(Data tied to figure images)
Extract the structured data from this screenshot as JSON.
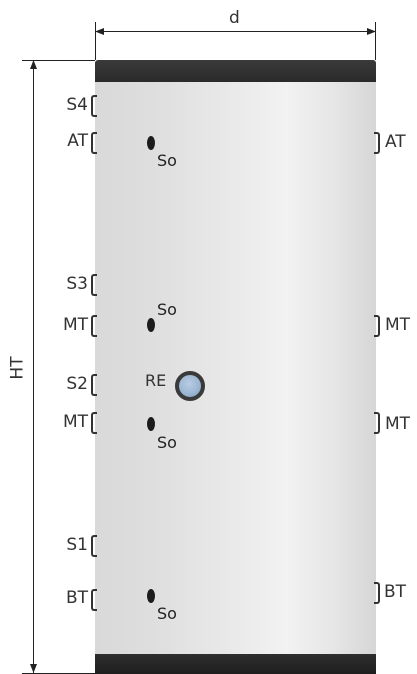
{
  "dimensions": {
    "width_label": "d",
    "height_label": "HT"
  },
  "left_connections": [
    {
      "id": "s4",
      "label": "S4"
    },
    {
      "id": "at",
      "label": "AT"
    },
    {
      "id": "s3",
      "label": "S3"
    },
    {
      "id": "mt-upper",
      "label": "MT"
    },
    {
      "id": "s2",
      "label": "S2"
    },
    {
      "id": "mt-lower",
      "label": "MT"
    },
    {
      "id": "s1",
      "label": "S1"
    },
    {
      "id": "bt",
      "label": "BT"
    }
  ],
  "right_connections": [
    {
      "id": "at",
      "label": "AT"
    },
    {
      "id": "mt-upper",
      "label": "MT"
    },
    {
      "id": "mt-lower",
      "label": "MT"
    },
    {
      "id": "bt",
      "label": "BT"
    }
  ],
  "sensor_label": "So",
  "re_label": "RE",
  "colors": {
    "cap": "#2a2a2a",
    "tank": "#e4e4e4",
    "re_port": "#9db7d3"
  }
}
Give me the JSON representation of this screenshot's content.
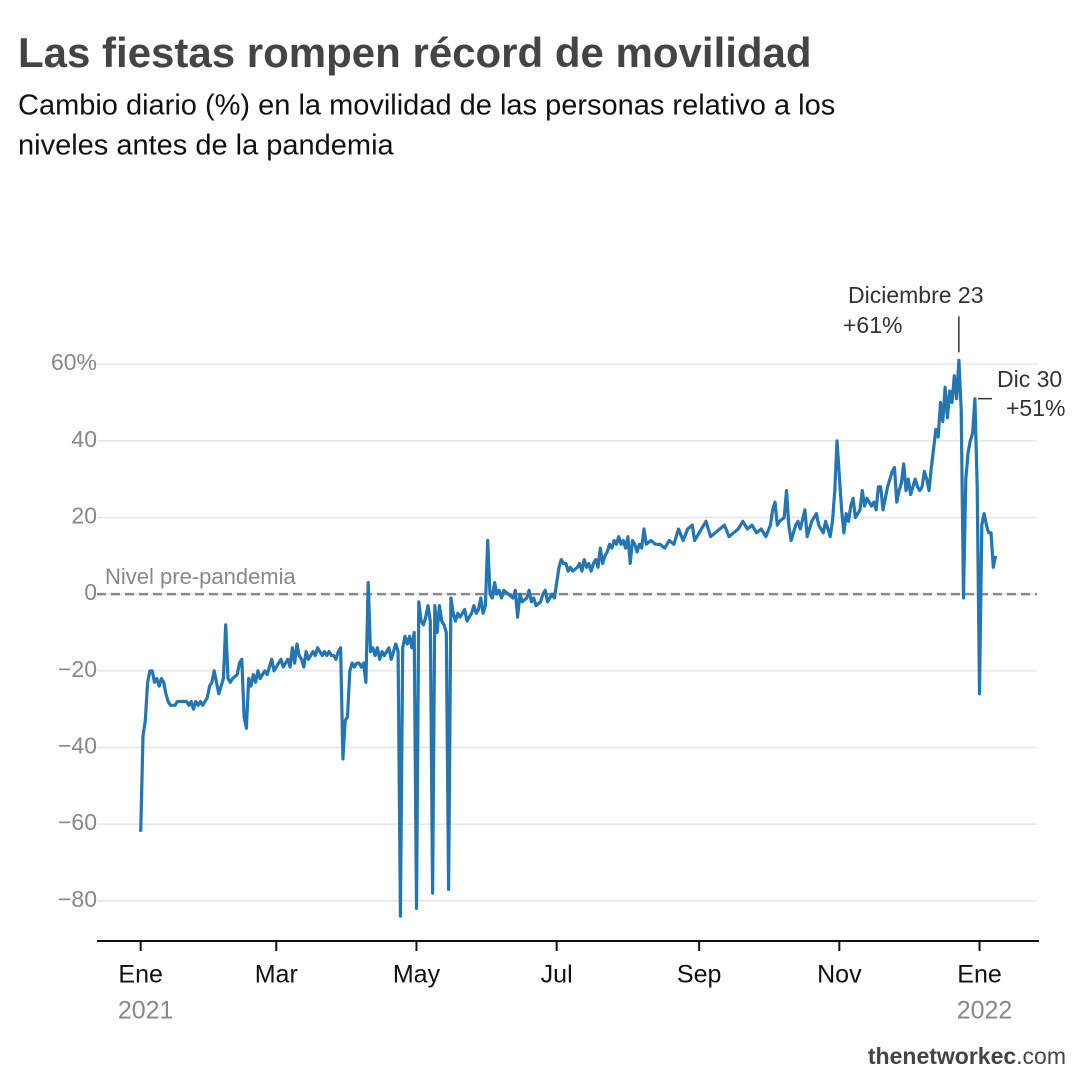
{
  "chart_data": {
    "type": "line",
    "title": "Las fiestas rompen récord de movilidad",
    "subtitle": [
      "Cambio diario (%) en la movilidad de las personas relativo a los",
      "niveles antes de la pandemia"
    ],
    "source": [
      "thenetworkec",
      ".com"
    ],
    "xlim": [
      -19,
      390
    ],
    "ylim": [
      -90.5,
      65
    ],
    "xticks": [
      {
        "value": 0,
        "label": "Ene"
      },
      {
        "value": 59,
        "label": "Mar"
      },
      {
        "value": 120,
        "label": "May"
      },
      {
        "value": 181,
        "label": "Jul"
      },
      {
        "value": 243,
        "label": "Sep"
      },
      {
        "value": 304,
        "label": "Nov"
      },
      {
        "value": 365,
        "label": "Ene"
      }
    ],
    "year_labels": [
      {
        "value": 0,
        "label": "2021"
      },
      {
        "value": 365,
        "label": "2022"
      }
    ],
    "yticks": [
      {
        "value": -80,
        "label": "−80"
      },
      {
        "value": -60,
        "label": "−60"
      },
      {
        "value": -40,
        "label": "−40"
      },
      {
        "value": -20,
        "label": "−20"
      },
      0,
      20,
      40,
      {
        "value": 60,
        "label": "60%"
      }
    ],
    "grid": true,
    "reference_line": {
      "value": 0,
      "label": "Nivel pre-pandemia",
      "color": "#888888"
    },
    "annotations": [
      {
        "text": "Diciembre 23",
        "value_label": "+61%",
        "x": 356,
        "y": 61
      },
      {
        "text": "Dic 30",
        "value_label": "+51%",
        "x": 363,
        "y": 51
      }
    ],
    "series": [
      {
        "name": "Movilidad",
        "color": "#2476b3",
        "x": [
          0,
          1,
          2,
          3,
          4,
          5,
          6,
          7,
          8,
          9,
          10,
          11,
          12,
          13,
          15,
          16,
          18,
          20,
          21,
          22,
          23,
          24,
          25,
          26,
          27,
          28,
          29,
          30,
          31,
          32,
          33,
          34,
          35,
          36,
          37,
          38,
          39,
          40,
          42,
          43,
          44,
          45,
          46,
          47,
          48,
          49,
          50,
          51,
          52,
          53,
          54,
          55,
          56,
          57,
          58,
          59,
          60,
          61,
          62,
          63,
          64,
          65,
          66,
          67,
          68,
          69,
          70,
          71,
          72,
          73,
          74,
          75,
          76,
          77,
          78,
          79,
          80,
          81,
          82,
          83,
          84,
          85,
          86,
          87,
          88,
          89,
          90,
          91,
          92,
          93,
          94,
          95,
          96,
          97,
          98,
          99,
          100,
          101,
          102,
          103,
          104,
          105,
          106,
          107,
          108,
          109,
          110,
          111,
          112,
          113,
          114,
          115,
          116,
          117,
          118,
          119,
          120,
          121,
          122,
          123,
          124,
          125,
          126,
          127,
          128,
          129,
          130,
          131,
          132,
          133,
          134,
          135,
          136,
          137,
          138,
          139,
          140,
          141,
          142,
          143,
          144,
          145,
          146,
          147,
          148,
          149,
          150,
          151,
          152,
          153,
          154,
          155,
          156,
          157,
          158,
          160,
          162,
          163,
          164,
          165,
          166,
          168,
          169,
          170,
          171,
          172,
          174,
          175,
          176,
          177,
          178,
          179,
          180,
          181,
          182,
          183,
          184,
          185,
          186,
          187,
          188,
          190,
          191,
          192,
          193,
          194,
          195,
          196,
          197,
          198,
          199,
          200,
          201,
          202,
          203,
          204,
          205,
          206,
          207,
          208,
          209,
          210,
          211,
          212,
          213,
          214,
          215,
          216,
          217,
          218,
          219,
          220,
          222,
          224,
          226,
          228,
          230,
          232,
          234,
          236,
          238,
          240,
          241,
          243,
          244,
          246,
          248,
          250,
          252,
          254,
          256,
          258,
          260,
          262,
          264,
          266,
          268,
          270,
          272,
          274,
          275,
          276,
          277,
          278,
          280,
          281,
          282,
          283,
          285,
          286,
          287,
          289,
          290,
          292,
          294,
          295,
          297,
          298,
          300,
          301,
          302,
          303,
          305,
          306,
          307,
          308,
          309,
          310,
          311,
          313,
          314,
          315,
          316,
          318,
          319,
          320,
          321,
          322,
          323,
          324,
          325,
          327,
          328,
          329,
          330,
          331,
          332,
          333,
          334,
          335,
          337,
          338,
          339,
          340,
          341,
          342,
          343,
          344,
          345,
          346,
          347,
          348,
          349,
          350,
          351,
          352,
          353,
          354,
          355,
          356,
          357,
          358,
          359,
          360,
          361,
          362,
          363,
          364,
          365,
          366,
          367,
          368,
          369,
          370,
          371,
          372
        ],
        "values": [
          -62,
          -37,
          -33,
          -23,
          -20,
          -20,
          -23,
          -22,
          -24,
          -22,
          -23,
          -26,
          -28,
          -29,
          -29,
          -28,
          -28,
          -28,
          -29,
          -28,
          -30,
          -28,
          -29,
          -28,
          -29,
          -28,
          -27,
          -24,
          -23,
          -20,
          -23,
          -26,
          -24,
          -22,
          -8,
          -22,
          -23,
          -22,
          -21,
          -18,
          -17,
          -32,
          -35,
          -22,
          -24,
          -21,
          -23,
          -20,
          -22,
          -21,
          -20,
          -21,
          -19,
          -17,
          -20,
          -19,
          -18,
          -17,
          -19,
          -18,
          -17,
          -19,
          -14,
          -18,
          -13,
          -16,
          -17,
          -19,
          -15,
          -17,
          -16,
          -15,
          -16,
          -14,
          -15,
          -16,
          -15,
          -16,
          -15,
          -16,
          -16,
          -17,
          -15,
          -14,
          -43,
          -33,
          -32,
          -20,
          -18,
          -19,
          -18,
          -18,
          -19,
          -18,
          -23,
          3,
          -15,
          -14,
          -16,
          -14,
          -17,
          -15,
          -16,
          -15,
          -14,
          -17,
          -15,
          -13,
          -15,
          -84,
          -14,
          -11,
          -13,
          -11,
          -14,
          -10,
          -82,
          -2,
          -7,
          -8,
          -6,
          -3,
          -7,
          -78,
          -3,
          -10,
          -3,
          -7,
          -8,
          -10,
          -77,
          -1,
          -5,
          -7,
          -5,
          -6,
          -5,
          -4,
          -7,
          -6,
          -5,
          -3,
          -5,
          -4,
          -1,
          -5,
          -3,
          14,
          0,
          -1,
          3,
          0,
          1,
          -1,
          1,
          0,
          -1,
          1,
          -6,
          0,
          -2,
          -1,
          1,
          -2,
          -1,
          -3,
          -2,
          0,
          1,
          -2,
          -1,
          0,
          -1,
          3,
          7,
          9,
          8,
          8,
          6,
          7,
          6,
          7,
          8,
          6,
          9,
          7,
          8,
          6,
          8,
          9,
          7,
          12,
          8,
          10,
          11,
          13,
          12,
          14,
          13,
          15,
          13,
          14,
          12,
          15,
          8,
          14,
          13,
          11,
          13,
          12,
          17,
          13,
          14,
          13,
          13,
          12,
          14,
          13,
          17,
          14,
          17,
          18,
          14,
          16,
          17,
          19,
          15,
          16,
          17,
          18,
          15,
          16,
          17,
          19,
          17,
          18,
          16,
          17,
          15,
          18,
          22,
          24,
          18,
          19,
          20,
          27,
          18,
          14,
          18,
          19,
          17,
          22,
          15,
          19,
          21,
          18,
          16,
          19,
          15,
          19,
          27,
          40,
          22,
          16,
          21,
          19,
          23,
          25,
          20,
          22,
          27,
          23,
          25,
          23,
          24,
          22,
          28,
          28,
          22,
          25,
          28,
          32,
          33,
          24,
          27,
          29,
          34,
          27,
          30,
          26,
          30,
          28,
          27,
          28,
          32,
          30,
          27,
          33,
          38,
          43,
          41,
          50,
          45,
          54,
          46,
          53,
          50,
          57,
          51,
          61,
          48,
          -1,
          30,
          37,
          40,
          42,
          51,
          28,
          -26,
          18,
          21,
          18,
          16,
          16,
          7,
          10
        ]
      }
    ]
  }
}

What to do: Select every line where the word "this" occurs.

Solution:
Extract the structured data from this screenshot as JSON.
Give me the JSON representation of this screenshot's content.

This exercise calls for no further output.